Collected data entries:
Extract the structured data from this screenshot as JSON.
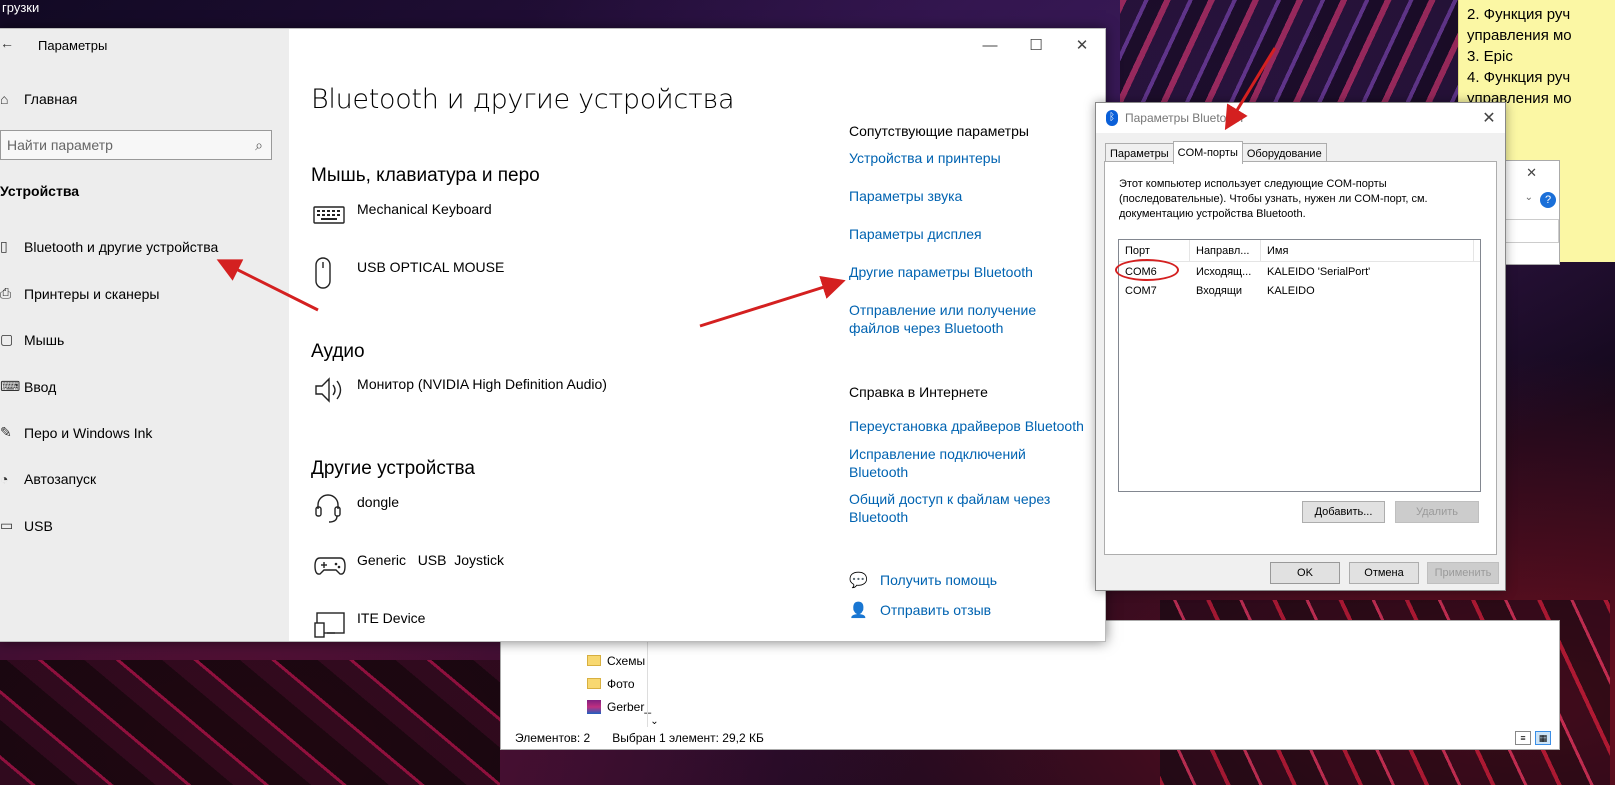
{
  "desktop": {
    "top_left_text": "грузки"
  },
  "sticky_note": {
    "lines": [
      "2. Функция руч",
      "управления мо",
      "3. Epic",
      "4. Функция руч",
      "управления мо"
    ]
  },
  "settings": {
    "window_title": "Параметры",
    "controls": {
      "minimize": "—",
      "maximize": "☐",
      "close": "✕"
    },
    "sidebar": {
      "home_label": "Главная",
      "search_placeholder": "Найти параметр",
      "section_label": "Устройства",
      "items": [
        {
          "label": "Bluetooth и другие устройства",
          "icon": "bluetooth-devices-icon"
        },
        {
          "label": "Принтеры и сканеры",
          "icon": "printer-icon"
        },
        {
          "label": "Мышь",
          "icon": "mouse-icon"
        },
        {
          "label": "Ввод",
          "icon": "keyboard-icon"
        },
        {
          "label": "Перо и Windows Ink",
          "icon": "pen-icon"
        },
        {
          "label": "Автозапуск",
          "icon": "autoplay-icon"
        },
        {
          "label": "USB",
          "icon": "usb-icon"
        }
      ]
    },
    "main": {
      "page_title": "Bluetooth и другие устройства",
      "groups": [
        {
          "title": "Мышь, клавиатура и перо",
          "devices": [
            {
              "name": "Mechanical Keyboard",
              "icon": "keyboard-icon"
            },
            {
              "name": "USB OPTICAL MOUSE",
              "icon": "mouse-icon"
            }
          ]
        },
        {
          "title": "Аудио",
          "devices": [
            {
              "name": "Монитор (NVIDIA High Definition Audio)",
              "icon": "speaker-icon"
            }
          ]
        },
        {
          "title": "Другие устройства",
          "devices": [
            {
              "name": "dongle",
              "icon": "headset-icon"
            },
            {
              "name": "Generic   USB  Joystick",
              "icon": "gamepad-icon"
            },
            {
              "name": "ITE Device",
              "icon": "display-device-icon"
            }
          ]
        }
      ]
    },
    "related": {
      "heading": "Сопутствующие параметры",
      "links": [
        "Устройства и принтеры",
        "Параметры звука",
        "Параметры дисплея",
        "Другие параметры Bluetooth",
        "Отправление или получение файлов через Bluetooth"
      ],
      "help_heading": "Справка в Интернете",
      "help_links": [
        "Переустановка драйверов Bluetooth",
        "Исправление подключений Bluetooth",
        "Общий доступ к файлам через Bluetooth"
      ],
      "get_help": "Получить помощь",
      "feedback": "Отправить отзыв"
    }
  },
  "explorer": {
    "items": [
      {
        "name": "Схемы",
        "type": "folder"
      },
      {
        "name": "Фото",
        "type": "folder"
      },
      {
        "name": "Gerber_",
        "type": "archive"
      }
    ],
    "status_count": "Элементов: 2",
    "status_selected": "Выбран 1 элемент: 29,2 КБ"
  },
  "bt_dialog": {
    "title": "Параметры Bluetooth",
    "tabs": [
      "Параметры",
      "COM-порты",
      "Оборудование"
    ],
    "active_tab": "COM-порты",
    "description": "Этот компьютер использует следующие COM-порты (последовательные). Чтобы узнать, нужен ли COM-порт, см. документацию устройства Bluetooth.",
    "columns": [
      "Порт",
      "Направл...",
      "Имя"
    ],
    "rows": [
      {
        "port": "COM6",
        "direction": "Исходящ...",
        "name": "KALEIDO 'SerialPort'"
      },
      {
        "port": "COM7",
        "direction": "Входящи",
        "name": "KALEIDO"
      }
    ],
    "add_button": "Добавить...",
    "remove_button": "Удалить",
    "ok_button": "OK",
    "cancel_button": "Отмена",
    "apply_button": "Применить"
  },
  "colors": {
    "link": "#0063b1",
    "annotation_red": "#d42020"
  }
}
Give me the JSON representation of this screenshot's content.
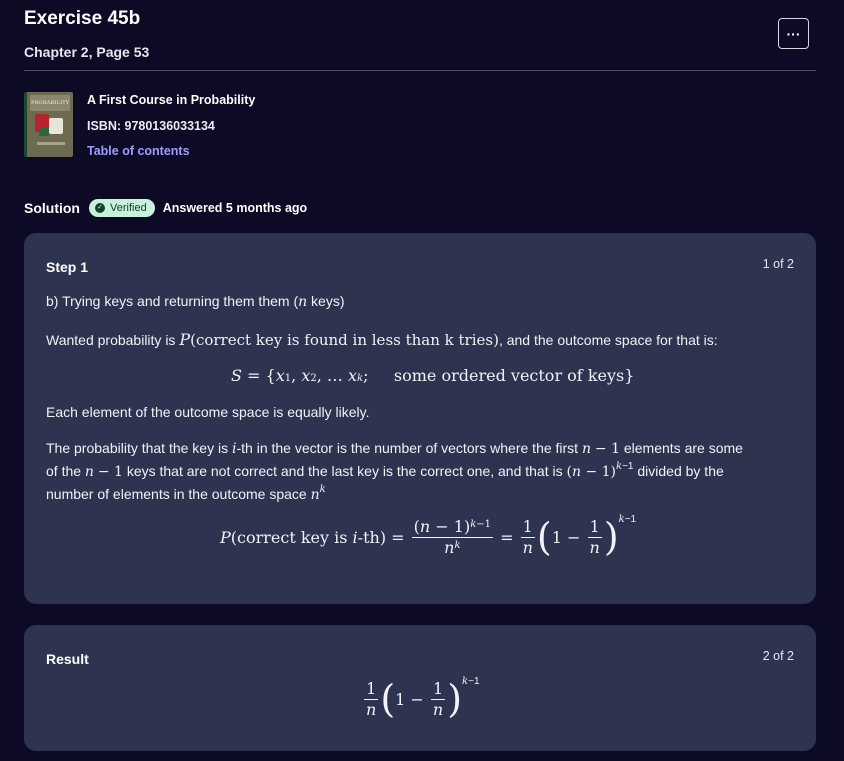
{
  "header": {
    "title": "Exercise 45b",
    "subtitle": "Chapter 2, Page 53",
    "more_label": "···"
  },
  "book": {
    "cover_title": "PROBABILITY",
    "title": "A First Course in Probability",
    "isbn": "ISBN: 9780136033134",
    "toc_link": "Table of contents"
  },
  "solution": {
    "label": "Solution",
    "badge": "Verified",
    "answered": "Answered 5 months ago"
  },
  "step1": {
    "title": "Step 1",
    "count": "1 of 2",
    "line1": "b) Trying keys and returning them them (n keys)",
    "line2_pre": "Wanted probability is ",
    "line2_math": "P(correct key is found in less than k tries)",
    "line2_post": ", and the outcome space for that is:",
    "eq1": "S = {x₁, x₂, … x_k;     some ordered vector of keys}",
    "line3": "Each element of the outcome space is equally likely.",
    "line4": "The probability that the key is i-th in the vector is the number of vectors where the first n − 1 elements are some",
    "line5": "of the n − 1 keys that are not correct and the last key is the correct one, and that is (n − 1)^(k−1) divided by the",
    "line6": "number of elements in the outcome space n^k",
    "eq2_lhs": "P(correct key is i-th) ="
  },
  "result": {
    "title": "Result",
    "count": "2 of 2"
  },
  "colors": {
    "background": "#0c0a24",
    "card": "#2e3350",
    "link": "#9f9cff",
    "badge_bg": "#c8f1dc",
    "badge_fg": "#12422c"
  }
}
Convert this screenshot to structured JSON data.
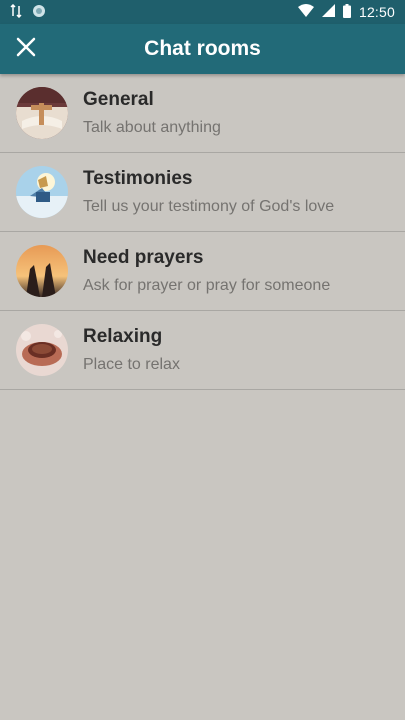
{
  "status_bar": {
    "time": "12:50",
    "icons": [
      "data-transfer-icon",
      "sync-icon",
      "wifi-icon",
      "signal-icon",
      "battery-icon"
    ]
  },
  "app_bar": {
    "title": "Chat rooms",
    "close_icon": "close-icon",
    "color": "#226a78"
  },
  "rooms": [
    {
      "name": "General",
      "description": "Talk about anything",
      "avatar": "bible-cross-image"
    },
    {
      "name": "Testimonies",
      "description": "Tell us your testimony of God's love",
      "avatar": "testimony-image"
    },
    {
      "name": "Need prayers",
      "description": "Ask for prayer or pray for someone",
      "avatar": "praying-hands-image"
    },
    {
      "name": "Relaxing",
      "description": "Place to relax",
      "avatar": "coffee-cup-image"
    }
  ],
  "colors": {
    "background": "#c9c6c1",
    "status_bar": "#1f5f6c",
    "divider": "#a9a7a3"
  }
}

Exercise task:
Where a line of the data holds "elements", show that line.

Task output:
    "line4": "The probability that the key is i-th in the vector is the number of vectors where the first n − 1 elements are some",
    "line6": "number of elements in the outcome space n^k",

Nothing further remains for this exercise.